**EXERCISE DETAILS:**
Of the lines below, count those containing the word "color". Reply with the number alone.

----- SUPPLIED MATERIAL -----

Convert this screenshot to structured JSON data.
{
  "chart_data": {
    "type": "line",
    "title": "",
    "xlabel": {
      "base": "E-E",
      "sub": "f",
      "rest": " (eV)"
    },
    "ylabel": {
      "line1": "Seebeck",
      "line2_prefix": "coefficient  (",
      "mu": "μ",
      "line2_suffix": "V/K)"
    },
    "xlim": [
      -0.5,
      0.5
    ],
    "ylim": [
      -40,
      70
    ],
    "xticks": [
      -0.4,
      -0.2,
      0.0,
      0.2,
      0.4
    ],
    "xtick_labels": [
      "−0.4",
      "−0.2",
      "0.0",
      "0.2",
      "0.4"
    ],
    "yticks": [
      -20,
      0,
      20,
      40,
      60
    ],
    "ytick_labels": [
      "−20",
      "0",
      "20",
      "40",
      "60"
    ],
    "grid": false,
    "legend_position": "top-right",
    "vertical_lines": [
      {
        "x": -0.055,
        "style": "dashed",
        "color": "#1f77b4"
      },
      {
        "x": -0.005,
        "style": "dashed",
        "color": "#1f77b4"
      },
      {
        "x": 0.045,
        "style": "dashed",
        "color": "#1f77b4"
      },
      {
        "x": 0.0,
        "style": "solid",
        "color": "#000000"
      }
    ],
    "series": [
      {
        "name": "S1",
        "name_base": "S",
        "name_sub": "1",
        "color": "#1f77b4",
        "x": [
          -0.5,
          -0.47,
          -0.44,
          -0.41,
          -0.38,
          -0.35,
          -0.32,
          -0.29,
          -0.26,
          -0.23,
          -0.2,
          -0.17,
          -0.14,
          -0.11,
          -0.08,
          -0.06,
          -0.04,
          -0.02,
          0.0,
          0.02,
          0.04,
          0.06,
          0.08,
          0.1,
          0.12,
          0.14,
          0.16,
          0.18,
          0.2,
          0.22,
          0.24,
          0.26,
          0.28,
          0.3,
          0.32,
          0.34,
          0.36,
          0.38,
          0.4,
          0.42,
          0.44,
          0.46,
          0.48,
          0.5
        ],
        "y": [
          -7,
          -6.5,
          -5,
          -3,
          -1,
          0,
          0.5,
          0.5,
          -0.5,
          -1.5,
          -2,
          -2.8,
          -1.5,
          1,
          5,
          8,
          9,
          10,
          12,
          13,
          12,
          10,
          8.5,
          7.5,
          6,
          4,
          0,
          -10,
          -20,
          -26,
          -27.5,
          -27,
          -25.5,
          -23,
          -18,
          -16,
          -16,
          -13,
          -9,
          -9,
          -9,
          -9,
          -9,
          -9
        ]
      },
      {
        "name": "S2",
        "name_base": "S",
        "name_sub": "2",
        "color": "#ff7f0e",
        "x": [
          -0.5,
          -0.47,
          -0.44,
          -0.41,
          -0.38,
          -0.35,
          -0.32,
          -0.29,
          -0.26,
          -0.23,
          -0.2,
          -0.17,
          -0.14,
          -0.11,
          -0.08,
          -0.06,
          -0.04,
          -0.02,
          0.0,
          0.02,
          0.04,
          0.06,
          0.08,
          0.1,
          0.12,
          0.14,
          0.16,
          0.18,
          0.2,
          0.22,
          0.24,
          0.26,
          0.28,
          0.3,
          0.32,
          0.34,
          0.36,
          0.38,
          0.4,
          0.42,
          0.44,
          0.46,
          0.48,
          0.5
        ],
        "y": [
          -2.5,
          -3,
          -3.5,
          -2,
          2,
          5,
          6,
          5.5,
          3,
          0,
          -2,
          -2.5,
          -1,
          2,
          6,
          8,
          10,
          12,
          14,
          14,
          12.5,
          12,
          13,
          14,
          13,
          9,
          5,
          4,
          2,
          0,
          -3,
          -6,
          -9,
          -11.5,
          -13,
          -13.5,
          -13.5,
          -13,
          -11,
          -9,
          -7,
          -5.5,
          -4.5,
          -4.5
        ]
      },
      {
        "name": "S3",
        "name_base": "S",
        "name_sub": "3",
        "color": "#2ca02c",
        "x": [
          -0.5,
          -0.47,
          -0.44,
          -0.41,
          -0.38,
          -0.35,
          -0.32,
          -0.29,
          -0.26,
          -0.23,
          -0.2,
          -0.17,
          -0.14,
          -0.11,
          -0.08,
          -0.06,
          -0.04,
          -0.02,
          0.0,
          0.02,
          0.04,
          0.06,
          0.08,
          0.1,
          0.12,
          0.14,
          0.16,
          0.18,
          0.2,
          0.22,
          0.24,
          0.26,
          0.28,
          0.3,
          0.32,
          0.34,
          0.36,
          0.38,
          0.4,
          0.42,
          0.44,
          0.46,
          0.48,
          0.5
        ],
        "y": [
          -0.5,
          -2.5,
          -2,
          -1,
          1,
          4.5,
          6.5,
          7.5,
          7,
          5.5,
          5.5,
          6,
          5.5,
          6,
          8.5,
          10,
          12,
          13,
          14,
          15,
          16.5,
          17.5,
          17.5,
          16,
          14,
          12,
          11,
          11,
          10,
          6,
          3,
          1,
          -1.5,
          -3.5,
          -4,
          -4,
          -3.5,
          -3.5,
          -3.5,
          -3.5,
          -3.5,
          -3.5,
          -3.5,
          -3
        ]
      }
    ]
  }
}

-----

**RESULT:**
7